---------- Listed records ----------

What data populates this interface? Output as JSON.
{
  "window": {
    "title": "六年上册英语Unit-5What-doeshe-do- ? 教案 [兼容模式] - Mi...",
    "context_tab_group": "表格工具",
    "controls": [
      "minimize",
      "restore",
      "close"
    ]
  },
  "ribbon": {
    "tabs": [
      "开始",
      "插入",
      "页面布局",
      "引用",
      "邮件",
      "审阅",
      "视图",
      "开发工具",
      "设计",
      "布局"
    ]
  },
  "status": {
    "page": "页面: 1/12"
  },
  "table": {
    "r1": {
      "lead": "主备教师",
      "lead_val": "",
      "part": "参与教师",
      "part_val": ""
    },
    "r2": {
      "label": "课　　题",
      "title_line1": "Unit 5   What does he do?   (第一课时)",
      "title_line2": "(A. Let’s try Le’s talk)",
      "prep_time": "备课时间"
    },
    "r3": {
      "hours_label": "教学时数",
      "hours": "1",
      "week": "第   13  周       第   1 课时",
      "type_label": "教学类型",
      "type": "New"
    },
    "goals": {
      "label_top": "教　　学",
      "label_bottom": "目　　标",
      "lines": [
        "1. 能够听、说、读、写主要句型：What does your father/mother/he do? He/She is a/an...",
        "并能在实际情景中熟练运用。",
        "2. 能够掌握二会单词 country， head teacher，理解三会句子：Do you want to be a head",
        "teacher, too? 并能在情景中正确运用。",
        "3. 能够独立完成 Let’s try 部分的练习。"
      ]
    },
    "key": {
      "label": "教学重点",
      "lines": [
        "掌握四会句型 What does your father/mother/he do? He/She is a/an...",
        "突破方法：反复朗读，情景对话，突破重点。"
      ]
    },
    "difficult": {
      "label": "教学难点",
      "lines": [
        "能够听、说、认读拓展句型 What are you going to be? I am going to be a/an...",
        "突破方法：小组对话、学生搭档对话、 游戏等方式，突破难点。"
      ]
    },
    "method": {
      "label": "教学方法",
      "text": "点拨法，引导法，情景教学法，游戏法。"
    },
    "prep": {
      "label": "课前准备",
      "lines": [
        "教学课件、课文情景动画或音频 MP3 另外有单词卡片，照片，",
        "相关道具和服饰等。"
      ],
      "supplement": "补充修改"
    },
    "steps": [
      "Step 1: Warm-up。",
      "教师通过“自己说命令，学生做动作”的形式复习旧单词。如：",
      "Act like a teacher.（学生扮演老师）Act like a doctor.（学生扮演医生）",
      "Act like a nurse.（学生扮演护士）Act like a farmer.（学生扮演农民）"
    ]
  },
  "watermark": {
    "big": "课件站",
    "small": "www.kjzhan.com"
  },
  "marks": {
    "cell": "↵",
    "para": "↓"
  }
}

----------

▸ Aim:
Copy every line above that holds the word "teacher".

▸ Reply to the exercise:
        "2. 能够掌握二会单词 country， head teacher，理解三会句子：Do you want to be a head",
        "teacher, too? 并能在情景中正确运用。",
      "Act like a teacher.（学生扮演老师）Act like a doctor.（学生扮演医生）",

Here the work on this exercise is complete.